Problem requirements:
List every line in this data where the string "ylabel" occurs.

──────── Extracted information

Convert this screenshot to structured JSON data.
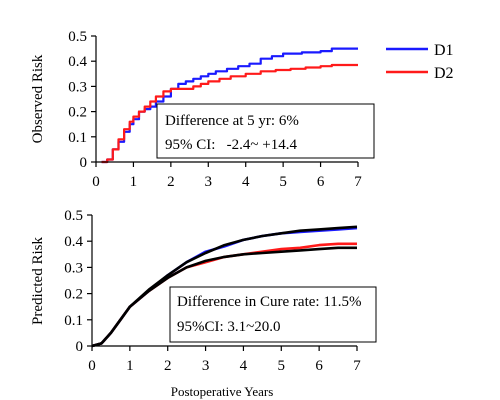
{
  "chart_data": [
    {
      "type": "line",
      "title": "",
      "xlabel": "",
      "ylabel": "Observed Risk",
      "xlim": [
        0,
        7
      ],
      "ylim": [
        0,
        0.5
      ],
      "x_ticks": [
        "0",
        "1",
        "2",
        "3",
        "4",
        "5",
        "6",
        "7"
      ],
      "y_ticks": [
        "0",
        "0.1",
        "0.2",
        "0.3",
        "0.4",
        "0.5"
      ],
      "grid": false,
      "legend_position": "top-right, outside plot",
      "series": [
        {
          "name": "D1",
          "color": "#1a1aff",
          "step": true,
          "points": [
            [
              0.15,
              0
            ],
            [
              0.3,
              0.01
            ],
            [
              0.45,
              0.05
            ],
            [
              0.6,
              0.08
            ],
            [
              0.75,
              0.12
            ],
            [
              0.9,
              0.15
            ],
            [
              1.0,
              0.17
            ],
            [
              1.15,
              0.2
            ],
            [
              1.3,
              0.21
            ],
            [
              1.45,
              0.22
            ],
            [
              1.6,
              0.24
            ],
            [
              1.8,
              0.26
            ],
            [
              2.0,
              0.29
            ],
            [
              2.2,
              0.31
            ],
            [
              2.4,
              0.32
            ],
            [
              2.6,
              0.33
            ],
            [
              2.8,
              0.34
            ],
            [
              3.0,
              0.35
            ],
            [
              3.2,
              0.36
            ],
            [
              3.5,
              0.37
            ],
            [
              3.8,
              0.38
            ],
            [
              4.1,
              0.39
            ],
            [
              4.4,
              0.41
            ],
            [
              4.7,
              0.42
            ],
            [
              5.0,
              0.43
            ],
            [
              5.5,
              0.435
            ],
            [
              6.0,
              0.44
            ],
            [
              6.3,
              0.45
            ],
            [
              7.0,
              0.45
            ]
          ]
        },
        {
          "name": "D2",
          "color": "#ff1a1a",
          "step": true,
          "points": [
            [
              0.15,
              0
            ],
            [
              0.3,
              0.01
            ],
            [
              0.45,
              0.05
            ],
            [
              0.6,
              0.09
            ],
            [
              0.75,
              0.13
            ],
            [
              0.9,
              0.16
            ],
            [
              1.0,
              0.18
            ],
            [
              1.15,
              0.2
            ],
            [
              1.3,
              0.22
            ],
            [
              1.45,
              0.24
            ],
            [
              1.6,
              0.26
            ],
            [
              1.8,
              0.28
            ],
            [
              2.0,
              0.29
            ],
            [
              2.2,
              0.29
            ],
            [
              2.6,
              0.3
            ],
            [
              2.8,
              0.31
            ],
            [
              3.0,
              0.32
            ],
            [
              3.3,
              0.33
            ],
            [
              3.6,
              0.34
            ],
            [
              4.0,
              0.35
            ],
            [
              4.4,
              0.36
            ],
            [
              4.8,
              0.365
            ],
            [
              5.2,
              0.37
            ],
            [
              5.6,
              0.375
            ],
            [
              6.0,
              0.38
            ],
            [
              6.3,
              0.385
            ],
            [
              7.0,
              0.385
            ]
          ]
        }
      ],
      "annotation": {
        "lines": [
          "Difference at 5 yr: 6%",
          "95% CI:   -2.4~ +14.4"
        ]
      }
    },
    {
      "type": "line",
      "title": "",
      "xlabel": "Postoperative Years",
      "ylabel": "Predicted Risk",
      "xlim": [
        0,
        7
      ],
      "ylim": [
        0,
        0.5
      ],
      "x_ticks": [
        "0",
        "1",
        "2",
        "3",
        "4",
        "5",
        "6",
        "7"
      ],
      "y_ticks": [
        "0",
        "0.1",
        "0.2",
        "0.3",
        "0.4",
        "0.5"
      ],
      "grid": false,
      "series": [
        {
          "color": "#1a1aff",
          "step": false,
          "points": [
            [
              0,
              0
            ],
            [
              0.25,
              0.01
            ],
            [
              0.5,
              0.05
            ],
            [
              0.75,
              0.1
            ],
            [
              1.0,
              0.15
            ],
            [
              1.5,
              0.21
            ],
            [
              2.0,
              0.27
            ],
            [
              2.5,
              0.32
            ],
            [
              3.0,
              0.36
            ],
            [
              3.5,
              0.38
            ],
            [
              4.0,
              0.405
            ],
            [
              4.5,
              0.42
            ],
            [
              5.0,
              0.43
            ],
            [
              5.5,
              0.435
            ],
            [
              6.0,
              0.44
            ],
            [
              6.5,
              0.445
            ],
            [
              7.0,
              0.45
            ]
          ]
        },
        {
          "color": "#ff1a1a",
          "step": false,
          "points": [
            [
              0,
              0
            ],
            [
              0.25,
              0.01
            ],
            [
              0.5,
              0.05
            ],
            [
              0.75,
              0.1
            ],
            [
              1.0,
              0.15
            ],
            [
              1.5,
              0.21
            ],
            [
              2.0,
              0.26
            ],
            [
              2.5,
              0.3
            ],
            [
              3.0,
              0.32
            ],
            [
              3.5,
              0.34
            ],
            [
              4.0,
              0.35
            ],
            [
              4.5,
              0.36
            ],
            [
              5.0,
              0.37
            ],
            [
              5.5,
              0.375
            ],
            [
              6.0,
              0.385
            ],
            [
              6.5,
              0.39
            ],
            [
              7.0,
              0.39
            ]
          ]
        },
        {
          "color": "#000000",
          "step": false,
          "points": [
            [
              0,
              0
            ],
            [
              0.25,
              0.01
            ],
            [
              0.5,
              0.05
            ],
            [
              0.75,
              0.1
            ],
            [
              1.0,
              0.15
            ],
            [
              1.5,
              0.215
            ],
            [
              2.0,
              0.27
            ],
            [
              2.5,
              0.32
            ],
            [
              3.0,
              0.355
            ],
            [
              3.5,
              0.385
            ],
            [
              4.0,
              0.405
            ],
            [
              4.5,
              0.42
            ],
            [
              5.0,
              0.43
            ],
            [
              5.5,
              0.44
            ],
            [
              6.0,
              0.445
            ],
            [
              6.5,
              0.45
            ],
            [
              7.0,
              0.455
            ]
          ]
        },
        {
          "color": "#000000",
          "step": false,
          "points": [
            [
              0,
              0
            ],
            [
              0.25,
              0.01
            ],
            [
              0.5,
              0.05
            ],
            [
              0.75,
              0.1
            ],
            [
              1.0,
              0.15
            ],
            [
              1.5,
              0.21
            ],
            [
              2.0,
              0.26
            ],
            [
              2.5,
              0.3
            ],
            [
              3.0,
              0.325
            ],
            [
              3.5,
              0.34
            ],
            [
              4.0,
              0.35
            ],
            [
              4.5,
              0.355
            ],
            [
              5.0,
              0.36
            ],
            [
              5.5,
              0.365
            ],
            [
              6.0,
              0.37
            ],
            [
              6.5,
              0.375
            ],
            [
              7.0,
              0.375
            ]
          ]
        }
      ],
      "annotation": {
        "lines": [
          "Difference in Cure rate: 11.5%",
          "95%CI: 3.1~20.0"
        ]
      }
    }
  ]
}
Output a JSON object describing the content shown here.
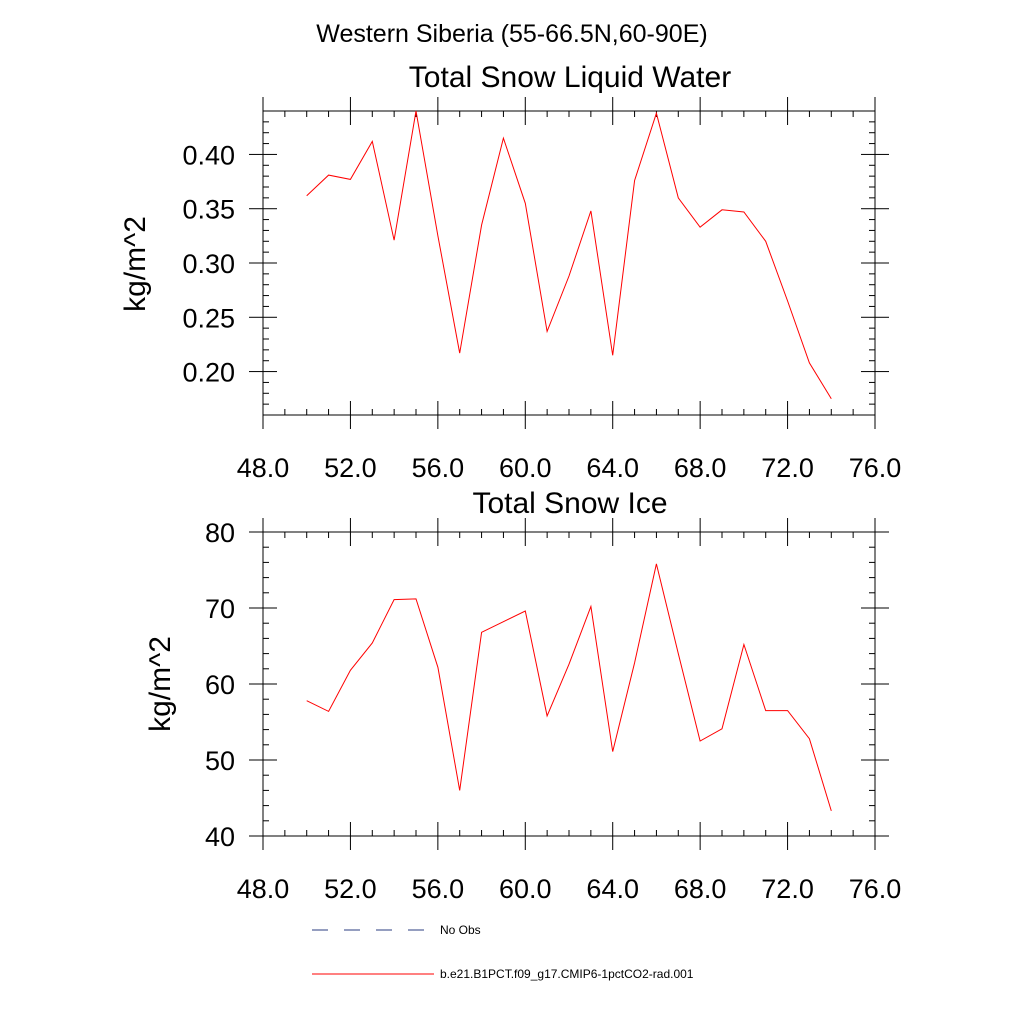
{
  "figure": {
    "title": "Western Siberia (55-66.5N,60-90E)"
  },
  "chart_data": [
    {
      "type": "line",
      "title": "Total Snow Liquid Water",
      "xlabel": "",
      "ylabel": "kg/m^2",
      "xlim": [
        48,
        76
      ],
      "ylim": [
        0.16,
        0.44
      ],
      "x_ticks": [
        48,
        52,
        56,
        60,
        64,
        68,
        72,
        76
      ],
      "x_tick_labels": [
        "48.0",
        "52.0",
        "56.0",
        "60.0",
        "64.0",
        "68.0",
        "72.0",
        "76.0"
      ],
      "y_ticks": [
        0.2,
        0.25,
        0.3,
        0.35,
        0.4
      ],
      "y_tick_labels": [
        "0.20",
        "0.25",
        "0.30",
        "0.35",
        "0.40"
      ],
      "grid": false,
      "series": [
        {
          "name": "b.e21.B1PCT.f09_g17.CMIP6-1pctCO2-rad.001",
          "color": "#ff0000",
          "x": [
            50,
            51,
            52,
            53,
            54,
            55,
            56,
            57,
            58,
            59,
            60,
            61,
            62,
            63,
            64,
            65,
            66,
            67,
            68,
            69,
            70,
            71,
            72,
            73,
            74
          ],
          "y": [
            0.362,
            0.381,
            0.377,
            0.412,
            0.321,
            0.44,
            0.325,
            0.217,
            0.335,
            0.415,
            0.355,
            0.237,
            0.288,
            0.348,
            0.215,
            0.376,
            0.438,
            0.36,
            0.333,
            0.349,
            0.347,
            0.32,
            0.265,
            0.208,
            0.175
          ]
        }
      ]
    },
    {
      "type": "line",
      "title": "Total Snow Ice",
      "xlabel": "",
      "ylabel": "kg/m^2",
      "xlim": [
        48,
        76
      ],
      "ylim": [
        40,
        80
      ],
      "x_ticks": [
        48,
        52,
        56,
        60,
        64,
        68,
        72,
        76
      ],
      "x_tick_labels": [
        "48.0",
        "52.0",
        "56.0",
        "60.0",
        "64.0",
        "68.0",
        "72.0",
        "76.0"
      ],
      "y_ticks": [
        40,
        50,
        60,
        70,
        80
      ],
      "y_tick_labels": [
        "40",
        "50",
        "60",
        "70",
        "80"
      ],
      "grid": false,
      "series": [
        {
          "name": "b.e21.B1PCT.f09_g17.CMIP6-1pctCO2-rad.001",
          "color": "#ff0000",
          "x": [
            50,
            51,
            52,
            53,
            54,
            55,
            56,
            57,
            58,
            59,
            60,
            61,
            62,
            63,
            64,
            65,
            66,
            67,
            68,
            69,
            70,
            71,
            72,
            73,
            74
          ],
          "y": [
            57.8,
            56.4,
            61.8,
            65.4,
            71.1,
            71.2,
            62.2,
            46.0,
            66.8,
            68.2,
            69.6,
            55.8,
            62.6,
            70.2,
            51.1,
            62.8,
            75.8,
            64.0,
            52.5,
            54.1,
            65.2,
            56.5,
            56.5,
            52.8,
            43.3
          ]
        }
      ]
    }
  ],
  "legend": [
    {
      "label": "No Obs",
      "color": "#2b3d80",
      "dash": "dashed"
    },
    {
      "label": "b.e21.B1PCT.f09_g17.CMIP6-1pctCO2-rad.001",
      "color": "#ff0000",
      "dash": "solid"
    }
  ]
}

────────────────

Solution for this task:
      "ylabel": "Observed Risk",
      "ylabel": "Predicted Risk",
      "ylabel": "kg/m^2",
      "ylabel": "kg/m^2",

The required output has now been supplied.